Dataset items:
========================
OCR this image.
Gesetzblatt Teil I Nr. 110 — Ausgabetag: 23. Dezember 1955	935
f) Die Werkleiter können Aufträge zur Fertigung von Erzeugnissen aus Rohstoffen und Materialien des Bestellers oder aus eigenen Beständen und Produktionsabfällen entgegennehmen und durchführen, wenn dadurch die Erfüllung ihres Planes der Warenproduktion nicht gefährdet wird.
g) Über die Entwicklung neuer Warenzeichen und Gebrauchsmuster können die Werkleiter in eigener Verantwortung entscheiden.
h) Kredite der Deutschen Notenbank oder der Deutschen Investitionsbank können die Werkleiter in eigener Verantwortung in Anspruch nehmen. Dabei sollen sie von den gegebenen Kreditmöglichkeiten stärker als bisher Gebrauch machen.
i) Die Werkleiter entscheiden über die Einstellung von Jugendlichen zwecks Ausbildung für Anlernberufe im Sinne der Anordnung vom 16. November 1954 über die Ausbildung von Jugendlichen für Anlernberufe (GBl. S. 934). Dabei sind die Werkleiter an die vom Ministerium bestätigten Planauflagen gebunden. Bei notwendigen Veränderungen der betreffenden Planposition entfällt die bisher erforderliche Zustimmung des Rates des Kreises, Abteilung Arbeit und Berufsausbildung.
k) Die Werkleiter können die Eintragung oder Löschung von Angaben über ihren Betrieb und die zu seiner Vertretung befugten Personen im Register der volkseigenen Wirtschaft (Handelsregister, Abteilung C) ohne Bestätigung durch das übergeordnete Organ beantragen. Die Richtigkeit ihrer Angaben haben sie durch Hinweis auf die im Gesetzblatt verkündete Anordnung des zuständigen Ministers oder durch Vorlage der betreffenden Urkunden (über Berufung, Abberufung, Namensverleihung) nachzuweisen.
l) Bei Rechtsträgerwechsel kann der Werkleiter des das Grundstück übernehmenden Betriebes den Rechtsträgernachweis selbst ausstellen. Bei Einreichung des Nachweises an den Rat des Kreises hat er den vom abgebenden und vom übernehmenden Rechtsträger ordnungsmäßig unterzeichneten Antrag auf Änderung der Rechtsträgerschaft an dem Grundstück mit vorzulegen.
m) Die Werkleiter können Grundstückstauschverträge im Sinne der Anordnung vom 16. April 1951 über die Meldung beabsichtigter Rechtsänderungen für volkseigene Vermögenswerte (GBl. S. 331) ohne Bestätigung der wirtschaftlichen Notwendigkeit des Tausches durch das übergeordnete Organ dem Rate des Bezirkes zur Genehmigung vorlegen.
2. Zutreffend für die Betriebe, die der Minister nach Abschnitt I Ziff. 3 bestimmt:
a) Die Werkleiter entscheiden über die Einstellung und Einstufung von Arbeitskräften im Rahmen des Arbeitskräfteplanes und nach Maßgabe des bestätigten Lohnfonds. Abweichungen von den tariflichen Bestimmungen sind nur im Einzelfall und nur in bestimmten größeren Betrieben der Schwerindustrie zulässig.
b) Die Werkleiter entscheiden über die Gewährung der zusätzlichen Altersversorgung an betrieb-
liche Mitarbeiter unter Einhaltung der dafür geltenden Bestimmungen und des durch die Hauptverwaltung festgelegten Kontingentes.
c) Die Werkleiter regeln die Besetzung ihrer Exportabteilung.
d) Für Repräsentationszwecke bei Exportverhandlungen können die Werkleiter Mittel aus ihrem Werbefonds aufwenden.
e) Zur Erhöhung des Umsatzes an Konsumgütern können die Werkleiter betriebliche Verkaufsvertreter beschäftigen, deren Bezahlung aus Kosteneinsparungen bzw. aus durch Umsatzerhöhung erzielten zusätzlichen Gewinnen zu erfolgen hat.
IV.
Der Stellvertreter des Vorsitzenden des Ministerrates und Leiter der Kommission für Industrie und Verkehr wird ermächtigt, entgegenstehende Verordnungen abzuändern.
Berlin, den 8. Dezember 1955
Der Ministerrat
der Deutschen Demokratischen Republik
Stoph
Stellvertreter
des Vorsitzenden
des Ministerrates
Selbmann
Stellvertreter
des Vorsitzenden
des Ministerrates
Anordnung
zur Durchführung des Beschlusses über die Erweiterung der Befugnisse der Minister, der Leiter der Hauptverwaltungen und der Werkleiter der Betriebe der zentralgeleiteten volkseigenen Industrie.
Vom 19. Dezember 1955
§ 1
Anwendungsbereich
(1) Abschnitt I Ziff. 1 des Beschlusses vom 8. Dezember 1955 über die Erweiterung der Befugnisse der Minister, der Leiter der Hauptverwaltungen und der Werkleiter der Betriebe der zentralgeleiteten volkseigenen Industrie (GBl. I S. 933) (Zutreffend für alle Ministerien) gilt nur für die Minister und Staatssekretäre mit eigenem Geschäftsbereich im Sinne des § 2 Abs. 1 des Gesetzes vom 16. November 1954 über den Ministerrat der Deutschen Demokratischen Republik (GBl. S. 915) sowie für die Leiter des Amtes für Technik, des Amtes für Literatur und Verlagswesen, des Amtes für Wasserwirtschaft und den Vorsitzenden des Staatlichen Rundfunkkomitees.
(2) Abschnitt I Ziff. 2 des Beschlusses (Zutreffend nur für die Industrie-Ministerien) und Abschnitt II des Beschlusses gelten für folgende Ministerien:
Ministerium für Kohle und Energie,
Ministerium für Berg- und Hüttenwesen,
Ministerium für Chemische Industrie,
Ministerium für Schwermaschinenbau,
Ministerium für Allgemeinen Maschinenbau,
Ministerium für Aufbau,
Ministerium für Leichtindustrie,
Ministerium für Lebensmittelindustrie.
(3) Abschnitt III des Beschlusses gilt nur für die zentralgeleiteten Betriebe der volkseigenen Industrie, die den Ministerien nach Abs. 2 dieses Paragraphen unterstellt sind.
========================
### TO BE DONE
Write out the material from the first line to the last, exactly.

### ANSWER IN FULL
OCR this image.
Gesetzblatt Teil I Nr. 110 — Ausgabetag: 23. Dezember 1955	935
f) Die Werkleiter können Aufträge zur Fertigung von Erzeugnissen aus Rohstoffen und Materialien des Bestellers oder aus eigenen Beständen und Produktionsabfällen entgegennehmen und durchführen, wenn dadurch die Erfüllung ihres Planes der Warenproduktion nicht gefährdet wird.
g) Über die Entwicklung neuer Warenzeichen und Gebrauchsmuster können die Werkleiter in eigener Verantwortung entscheiden.
h) Kredite der Deutschen Notenbank oder der Deutschen Investitionsbank können die Werkleiter in eigener Verantwortung in Anspruch nehmen. Dabei sollen sie von den gegebenen Kreditmöglichkeiten stärker als bisher Gebrauch machen.
i) Die Werkleiter entscheiden über die Einstellung von Jugendlichen zwecks Ausbildung für Anlernberufe im Sinne der Anordnung vom 16. November 1954 über die Ausbildung von Jugendlichen für Anlernberufe (GBl. S. 934). Dabei sind die Werkleiter an die vom Ministerium bestätigten Planauflagen gebunden. Bei notwendigen Veränderungen der betreffenden Planposition entfällt die bisher erforderliche Zustimmung des Rates des Kreises, Abteilung Arbeit und Berufsausbildung.
k) Die Werkleiter können die Eintragung oder Löschung von Angaben über ihren Betrieb und die zu seiner Vertretung befugten Personen im Register der volkseigenen Wirtschaft (Handelsregister, Abteilung C) ohne Bestätigung durch das übergeordnete Organ beantragen. Die Richtigkeit ihrer Angaben haben sie durch Hinweis auf die im Gesetzblatt verkündete Anordnung des zuständigen Ministers oder durch Vorlage der betreffenden Urkunden (über Berufung, Abberufung, Namensverleihung) nachzuweisen.
l) Bei Rechtsträgerwechsel kann der Werkleiter des das Grundstück übernehmenden Betriebes den Rechtsträgernachweis selbst ausstellen. Bei Einreichung des Nachweises an den Rat des Kreises hat er den vom abgebenden und vom übernehmenden Rechtsträger ordnungsmäßig unterzeichneten Antrag auf Änderung der Rechtsträgerschaft an dem Grundstück mit vorzulegen.
m) Die Werkleiter können Grundstückstauschverträge im Sinne der Anordnung vom 16. April 1951 über die Meldung beabsichtigter Rechtsänderungen für volkseigene Vermögenswerte (GBl. S. 331) ohne Bestätigung der wirtschaftlichen Notwendigkeit des Tausches durch das übergeordnete Organ dem Rate des Bezirkes zur Genehmigung vorlegen.
2. Zutreffend für die Betriebe, die der Minister nach Abschnitt I Ziff. 3 bestimmt:
a) Die Werkleiter entscheiden über die Einstellung und Einstufung von Arbeitskräften im Rahmen des Arbeitskräfteplanes und nach Maßgabe des bestätigten Lohnfonds. Abweichungen von den tariflichen Bestimmungen sind nur im Einzelfall und nur in bestimmten größeren Betrieben der Schwerindustrie zulässig.
b) Die Werkleiter entscheiden über die Gewährung der zusätzlichen Altersversorgung an betrieb-
liche Mitarbeiter unter Einhaltung der dafür geltenden Bestimmungen und des durch die Hauptverwaltung festgelegten Kontingentes.
c) Die Werkleiter regeln die Besetzung ihrer Exportabteilung.
d) Für Repräsentationszwecke bei Exportverhandlungen können die Werkleiter Mittel aus ihrem Werbefonds aufwenden.
e) Zur Erhöhung des Umsatzes an Konsumgütern können die Werkleiter betriebliche Verkaufsvertreter beschäftigen, deren Bezahlung aus Kosteneinsparungen bzw. aus durch Umsatzerhöhung erzielten zusätzlichen Gewinnen zu erfolgen hat.
IV.
Der Stellvertreter des Vorsitzenden des Ministerrates und Leiter der Kommission für Industrie und Verkehr wird ermächtigt, entgegenstehende Verordnungen abzuändern.
Berlin, den 8. Dezember 1955
Der Ministerrat
der Deutschen Demokratischen Republik
Stoph
Stellvertreter
des Vorsitzenden
des Ministerrates
Selbmann
Stellvertreter
des Vorsitzenden
des Ministerrates
Anordnung
zur Durchführung des Beschlusses über die Erweiterung der Befugnisse der Minister, der Leiter der Hauptverwaltungen und der Werkleiter der Betriebe der zentralgeleiteten volkseigenen Industrie.
Vom 19. Dezember 1955
§ 1
Anwendungsbereich
(1) Abschnitt I Ziff. 1 des Beschlusses vom 8. Dezember 1955 über die Erweiterung der Befugnisse der Minister, der Leiter der Hauptverwaltungen und der Werkleiter der Betriebe der zentralgeleiteten volkseigenen Industrie (GBl. I S. 933) (Zutreffend für alle Ministerien) gilt nur für die Minister und Staatssekretäre mit eigenem Geschäftsbereich im Sinne des § 2 Abs. 1 des Gesetzes vom 16. November 1954 über den Ministerrat der Deutschen Demokratischen Republik (GBl. S. 915) sowie für die Leiter des Amtes für Technik, des Amtes für Literatur und Verlagswesen, des Amtes für Wasserwirtschaft und den Vorsitzenden des Staatlichen Rundfunkkomitees.
(2) Abschnitt I Ziff. 2 des Beschlusses (Zutreffend nur für die Industrie-Ministerien) und Abschnitt II des Beschlusses gelten für folgende Ministerien:
Ministerium für Kohle und Energie,
Ministerium für Berg- und Hüttenwesen,
Ministerium für Chemische Industrie,
Ministerium für Schwermaschinenbau,
Ministerium für Allgemeinen Maschinenbau,
Ministerium für Aufbau,
Ministerium für Leichtindustrie,
Ministerium für Lebensmittelindustrie.
(3) Abschnitt III des Beschlusses gilt nur für die zentralgeleiteten Betriebe der volkseigenen Industrie, die den Ministerien nach Abs. 2 dieses Paragraphen unterstellt sind.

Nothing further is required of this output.